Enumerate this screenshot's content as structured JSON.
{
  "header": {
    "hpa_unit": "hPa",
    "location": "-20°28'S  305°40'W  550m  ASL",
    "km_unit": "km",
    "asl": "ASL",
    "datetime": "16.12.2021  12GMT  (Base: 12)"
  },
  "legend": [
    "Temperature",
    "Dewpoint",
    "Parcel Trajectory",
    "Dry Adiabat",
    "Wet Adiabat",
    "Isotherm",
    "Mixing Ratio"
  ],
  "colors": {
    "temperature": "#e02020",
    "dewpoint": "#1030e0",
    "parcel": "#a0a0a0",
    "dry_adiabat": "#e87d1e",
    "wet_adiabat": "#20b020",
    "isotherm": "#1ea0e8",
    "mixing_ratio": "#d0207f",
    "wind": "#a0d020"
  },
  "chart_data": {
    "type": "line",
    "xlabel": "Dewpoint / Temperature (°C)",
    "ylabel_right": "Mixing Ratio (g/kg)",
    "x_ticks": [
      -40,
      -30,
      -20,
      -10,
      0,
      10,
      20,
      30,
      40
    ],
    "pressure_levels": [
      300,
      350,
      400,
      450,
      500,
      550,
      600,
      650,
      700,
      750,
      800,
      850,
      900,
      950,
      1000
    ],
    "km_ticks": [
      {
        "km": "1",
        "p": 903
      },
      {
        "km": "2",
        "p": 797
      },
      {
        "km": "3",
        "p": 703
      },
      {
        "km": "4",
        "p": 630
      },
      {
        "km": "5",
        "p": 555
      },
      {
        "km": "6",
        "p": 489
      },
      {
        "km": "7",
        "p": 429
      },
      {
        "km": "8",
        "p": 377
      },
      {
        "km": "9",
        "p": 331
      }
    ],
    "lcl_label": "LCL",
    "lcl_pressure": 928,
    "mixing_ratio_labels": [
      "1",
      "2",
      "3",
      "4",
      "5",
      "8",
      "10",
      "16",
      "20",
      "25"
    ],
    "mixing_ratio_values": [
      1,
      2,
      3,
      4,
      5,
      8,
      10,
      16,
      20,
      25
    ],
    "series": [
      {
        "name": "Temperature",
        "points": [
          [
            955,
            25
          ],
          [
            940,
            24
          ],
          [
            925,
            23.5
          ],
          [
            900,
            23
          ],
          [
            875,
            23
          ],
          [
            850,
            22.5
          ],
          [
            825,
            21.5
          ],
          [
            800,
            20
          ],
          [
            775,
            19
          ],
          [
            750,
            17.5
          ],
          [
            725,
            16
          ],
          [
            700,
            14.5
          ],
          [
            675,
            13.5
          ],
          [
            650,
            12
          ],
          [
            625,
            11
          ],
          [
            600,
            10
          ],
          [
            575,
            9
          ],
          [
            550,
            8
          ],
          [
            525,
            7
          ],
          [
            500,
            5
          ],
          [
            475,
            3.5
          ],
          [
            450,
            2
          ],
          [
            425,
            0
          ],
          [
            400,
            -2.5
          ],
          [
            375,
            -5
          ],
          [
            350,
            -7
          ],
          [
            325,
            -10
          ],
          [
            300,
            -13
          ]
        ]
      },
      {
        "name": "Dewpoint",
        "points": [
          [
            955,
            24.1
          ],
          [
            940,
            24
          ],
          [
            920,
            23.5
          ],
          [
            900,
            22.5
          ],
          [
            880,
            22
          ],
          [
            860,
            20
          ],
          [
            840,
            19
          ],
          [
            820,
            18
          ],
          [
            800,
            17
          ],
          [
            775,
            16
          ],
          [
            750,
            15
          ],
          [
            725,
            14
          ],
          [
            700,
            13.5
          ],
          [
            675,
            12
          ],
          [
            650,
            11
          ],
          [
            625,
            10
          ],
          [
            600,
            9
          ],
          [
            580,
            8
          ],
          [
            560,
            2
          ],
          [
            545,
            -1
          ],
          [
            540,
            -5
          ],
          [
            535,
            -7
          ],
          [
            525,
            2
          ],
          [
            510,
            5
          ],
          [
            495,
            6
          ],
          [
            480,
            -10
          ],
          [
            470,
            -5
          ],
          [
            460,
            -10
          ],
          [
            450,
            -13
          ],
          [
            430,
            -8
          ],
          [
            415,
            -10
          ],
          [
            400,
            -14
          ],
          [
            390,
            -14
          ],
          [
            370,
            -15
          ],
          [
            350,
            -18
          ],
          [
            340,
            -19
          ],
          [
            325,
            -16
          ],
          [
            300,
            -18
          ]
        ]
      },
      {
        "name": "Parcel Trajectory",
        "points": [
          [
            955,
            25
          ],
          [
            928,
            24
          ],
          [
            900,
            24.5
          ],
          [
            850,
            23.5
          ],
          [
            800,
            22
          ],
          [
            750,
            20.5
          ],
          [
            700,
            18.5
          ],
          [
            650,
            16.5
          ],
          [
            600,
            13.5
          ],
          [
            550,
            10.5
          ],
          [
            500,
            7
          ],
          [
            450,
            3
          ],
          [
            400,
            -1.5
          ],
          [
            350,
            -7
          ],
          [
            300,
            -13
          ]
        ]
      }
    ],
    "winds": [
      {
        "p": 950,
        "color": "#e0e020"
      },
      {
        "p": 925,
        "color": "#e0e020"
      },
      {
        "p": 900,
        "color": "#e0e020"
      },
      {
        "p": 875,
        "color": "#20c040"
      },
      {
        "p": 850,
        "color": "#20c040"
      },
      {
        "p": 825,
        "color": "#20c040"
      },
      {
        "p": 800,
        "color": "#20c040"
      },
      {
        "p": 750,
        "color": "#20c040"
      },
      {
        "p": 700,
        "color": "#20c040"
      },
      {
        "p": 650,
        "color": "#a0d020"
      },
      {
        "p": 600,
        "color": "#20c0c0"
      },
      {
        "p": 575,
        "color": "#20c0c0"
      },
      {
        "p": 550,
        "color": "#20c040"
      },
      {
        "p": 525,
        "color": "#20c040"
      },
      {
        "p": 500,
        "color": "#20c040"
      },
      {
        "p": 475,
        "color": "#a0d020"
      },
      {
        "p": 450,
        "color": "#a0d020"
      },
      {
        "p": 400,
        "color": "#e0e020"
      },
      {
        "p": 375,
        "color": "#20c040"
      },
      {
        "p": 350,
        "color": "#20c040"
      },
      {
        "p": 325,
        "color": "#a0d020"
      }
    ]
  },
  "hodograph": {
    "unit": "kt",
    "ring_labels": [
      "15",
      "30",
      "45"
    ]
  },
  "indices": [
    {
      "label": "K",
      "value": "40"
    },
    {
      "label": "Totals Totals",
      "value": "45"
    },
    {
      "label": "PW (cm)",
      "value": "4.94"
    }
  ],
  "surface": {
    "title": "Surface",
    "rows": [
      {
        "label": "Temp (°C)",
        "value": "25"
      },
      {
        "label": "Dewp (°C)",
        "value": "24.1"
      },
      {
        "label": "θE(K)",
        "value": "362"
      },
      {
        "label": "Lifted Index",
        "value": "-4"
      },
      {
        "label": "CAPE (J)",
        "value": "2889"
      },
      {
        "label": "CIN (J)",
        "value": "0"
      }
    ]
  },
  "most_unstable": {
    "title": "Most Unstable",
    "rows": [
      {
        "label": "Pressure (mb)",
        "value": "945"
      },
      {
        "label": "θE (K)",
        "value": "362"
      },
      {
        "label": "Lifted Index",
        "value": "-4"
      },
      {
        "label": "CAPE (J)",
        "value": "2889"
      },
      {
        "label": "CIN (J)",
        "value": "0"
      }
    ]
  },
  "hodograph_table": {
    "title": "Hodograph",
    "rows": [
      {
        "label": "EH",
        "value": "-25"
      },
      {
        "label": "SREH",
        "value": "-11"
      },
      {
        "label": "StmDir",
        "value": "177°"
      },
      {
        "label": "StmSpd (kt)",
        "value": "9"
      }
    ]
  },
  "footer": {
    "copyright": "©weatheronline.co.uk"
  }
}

- - -

- DIRECTIONS FOR THIS TASK
Reproduce the material exactly, with every line intact.

- FINAL ANSWER
Enumerate this screenshot's content as structured JSON.
{
  "header": {
    "hpa_unit": "hPa",
    "location": "-20°28'S  305°40'W  550m  ASL",
    "km_unit": "km",
    "asl": "ASL",
    "datetime": "16.12.2021  12GMT  (Base: 12)"
  },
  "legend": [
    "Temperature",
    "Dewpoint",
    "Parcel Trajectory",
    "Dry Adiabat",
    "Wet Adiabat",
    "Isotherm",
    "Mixing Ratio"
  ],
  "colors": {
    "temperature": "#e02020",
    "dewpoint": "#1030e0",
    "parcel": "#a0a0a0",
    "dry_adiabat": "#e87d1e",
    "wet_adiabat": "#20b020",
    "isotherm": "#1ea0e8",
    "mixing_ratio": "#d0207f",
    "wind": "#a0d020"
  },
  "chart_data": {
    "type": "line",
    "xlabel": "Dewpoint / Temperature (°C)",
    "ylabel_right": "Mixing Ratio (g/kg)",
    "x_ticks": [
      -40,
      -30,
      -20,
      -10,
      0,
      10,
      20,
      30,
      40
    ],
    "pressure_levels": [
      300,
      350,
      400,
      450,
      500,
      550,
      600,
      650,
      700,
      750,
      800,
      850,
      900,
      950,
      1000
    ],
    "km_ticks": [
      {
        "km": "1",
        "p": 903
      },
      {
        "km": "2",
        "p": 797
      },
      {
        "km": "3",
        "p": 703
      },
      {
        "km": "4",
        "p": 630
      },
      {
        "km": "5",
        "p": 555
      },
      {
        "km": "6",
        "p": 489
      },
      {
        "km": "7",
        "p": 429
      },
      {
        "km": "8",
        "p": 377
      },
      {
        "km": "9",
        "p": 331
      }
    ],
    "lcl_label": "LCL",
    "lcl_pressure": 928,
    "mixing_ratio_labels": [
      "1",
      "2",
      "3",
      "4",
      "5",
      "8",
      "10",
      "16",
      "20",
      "25"
    ],
    "mixing_ratio_values": [
      1,
      2,
      3,
      4,
      5,
      8,
      10,
      16,
      20,
      25
    ],
    "series": [
      {
        "name": "Temperature",
        "points": [
          [
            955,
            25
          ],
          [
            940,
            24
          ],
          [
            925,
            23.5
          ],
          [
            900,
            23
          ],
          [
            875,
            23
          ],
          [
            850,
            22.5
          ],
          [
            825,
            21.5
          ],
          [
            800,
            20
          ],
          [
            775,
            19
          ],
          [
            750,
            17.5
          ],
          [
            725,
            16
          ],
          [
            700,
            14.5
          ],
          [
            675,
            13.5
          ],
          [
            650,
            12
          ],
          [
            625,
            11
          ],
          [
            600,
            10
          ],
          [
            575,
            9
          ],
          [
            550,
            8
          ],
          [
            525,
            7
          ],
          [
            500,
            5
          ],
          [
            475,
            3.5
          ],
          [
            450,
            2
          ],
          [
            425,
            0
          ],
          [
            400,
            -2.5
          ],
          [
            375,
            -5
          ],
          [
            350,
            -7
          ],
          [
            325,
            -10
          ],
          [
            300,
            -13
          ]
        ]
      },
      {
        "name": "Dewpoint",
        "points": [
          [
            955,
            24.1
          ],
          [
            940,
            24
          ],
          [
            920,
            23.5
          ],
          [
            900,
            22.5
          ],
          [
            880,
            22
          ],
          [
            860,
            20
          ],
          [
            840,
            19
          ],
          [
            820,
            18
          ],
          [
            800,
            17
          ],
          [
            775,
            16
          ],
          [
            750,
            15
          ],
          [
            725,
            14
          ],
          [
            700,
            13.5
          ],
          [
            675,
            12
          ],
          [
            650,
            11
          ],
          [
            625,
            10
          ],
          [
            600,
            9
          ],
          [
            580,
            8
          ],
          [
            560,
            2
          ],
          [
            545,
            -1
          ],
          [
            540,
            -5
          ],
          [
            535,
            -7
          ],
          [
            525,
            2
          ],
          [
            510,
            5
          ],
          [
            495,
            6
          ],
          [
            480,
            -10
          ],
          [
            470,
            -5
          ],
          [
            460,
            -10
          ],
          [
            450,
            -13
          ],
          [
            430,
            -8
          ],
          [
            415,
            -10
          ],
          [
            400,
            -14
          ],
          [
            390,
            -14
          ],
          [
            370,
            -15
          ],
          [
            350,
            -18
          ],
          [
            340,
            -19
          ],
          [
            325,
            -16
          ],
          [
            300,
            -18
          ]
        ]
      },
      {
        "name": "Parcel Trajectory",
        "points": [
          [
            955,
            25
          ],
          [
            928,
            24
          ],
          [
            900,
            24.5
          ],
          [
            850,
            23.5
          ],
          [
            800,
            22
          ],
          [
            750,
            20.5
          ],
          [
            700,
            18.5
          ],
          [
            650,
            16.5
          ],
          [
            600,
            13.5
          ],
          [
            550,
            10.5
          ],
          [
            500,
            7
          ],
          [
            450,
            3
          ],
          [
            400,
            -1.5
          ],
          [
            350,
            -7
          ],
          [
            300,
            -13
          ]
        ]
      }
    ],
    "winds": [
      {
        "p": 950,
        "color": "#e0e020"
      },
      {
        "p": 925,
        "color": "#e0e020"
      },
      {
        "p": 900,
        "color": "#e0e020"
      },
      {
        "p": 875,
        "color": "#20c040"
      },
      {
        "p": 850,
        "color": "#20c040"
      },
      {
        "p": 825,
        "color": "#20c040"
      },
      {
        "p": 800,
        "color": "#20c040"
      },
      {
        "p": 750,
        "color": "#20c040"
      },
      {
        "p": 700,
        "color": "#20c040"
      },
      {
        "p": 650,
        "color": "#a0d020"
      },
      {
        "p": 600,
        "color": "#20c0c0"
      },
      {
        "p": 575,
        "color": "#20c0c0"
      },
      {
        "p": 550,
        "color": "#20c040"
      },
      {
        "p": 525,
        "color": "#20c040"
      },
      {
        "p": 500,
        "color": "#20c040"
      },
      {
        "p": 475,
        "color": "#a0d020"
      },
      {
        "p": 450,
        "color": "#a0d020"
      },
      {
        "p": 400,
        "color": "#e0e020"
      },
      {
        "p": 375,
        "color": "#20c040"
      },
      {
        "p": 350,
        "color": "#20c040"
      },
      {
        "p": 325,
        "color": "#a0d020"
      }
    ]
  },
  "hodograph": {
    "unit": "kt",
    "ring_labels": [
      "15",
      "30",
      "45"
    ]
  },
  "indices": [
    {
      "label": "K",
      "value": "40"
    },
    {
      "label": "Totals Totals",
      "value": "45"
    },
    {
      "label": "PW (cm)",
      "value": "4.94"
    }
  ],
  "surface": {
    "title": "Surface",
    "rows": [
      {
        "label": "Temp (°C)",
        "value": "25"
      },
      {
        "label": "Dewp (°C)",
        "value": "24.1"
      },
      {
        "label": "θE(K)",
        "value": "362"
      },
      {
        "label": "Lifted Index",
        "value": "-4"
      },
      {
        "label": "CAPE (J)",
        "value": "2889"
      },
      {
        "label": "CIN (J)",
        "value": "0"
      }
    ]
  },
  "most_unstable": {
    "title": "Most Unstable",
    "rows": [
      {
        "label": "Pressure (mb)",
        "value": "945"
      },
      {
        "label": "θE (K)",
        "value": "362"
      },
      {
        "label": "Lifted Index",
        "value": "-4"
      },
      {
        "label": "CAPE (J)",
        "value": "2889"
      },
      {
        "label": "CIN (J)",
        "value": "0"
      }
    ]
  },
  "hodograph_table": {
    "title": "Hodograph",
    "rows": [
      {
        "label": "EH",
        "value": "-25"
      },
      {
        "label": "SREH",
        "value": "-11"
      },
      {
        "label": "StmDir",
        "value": "177°"
      },
      {
        "label": "StmSpd (kt)",
        "value": "9"
      }
    ]
  },
  "footer": {
    "copyright": "©weatheronline.co.uk"
  }
}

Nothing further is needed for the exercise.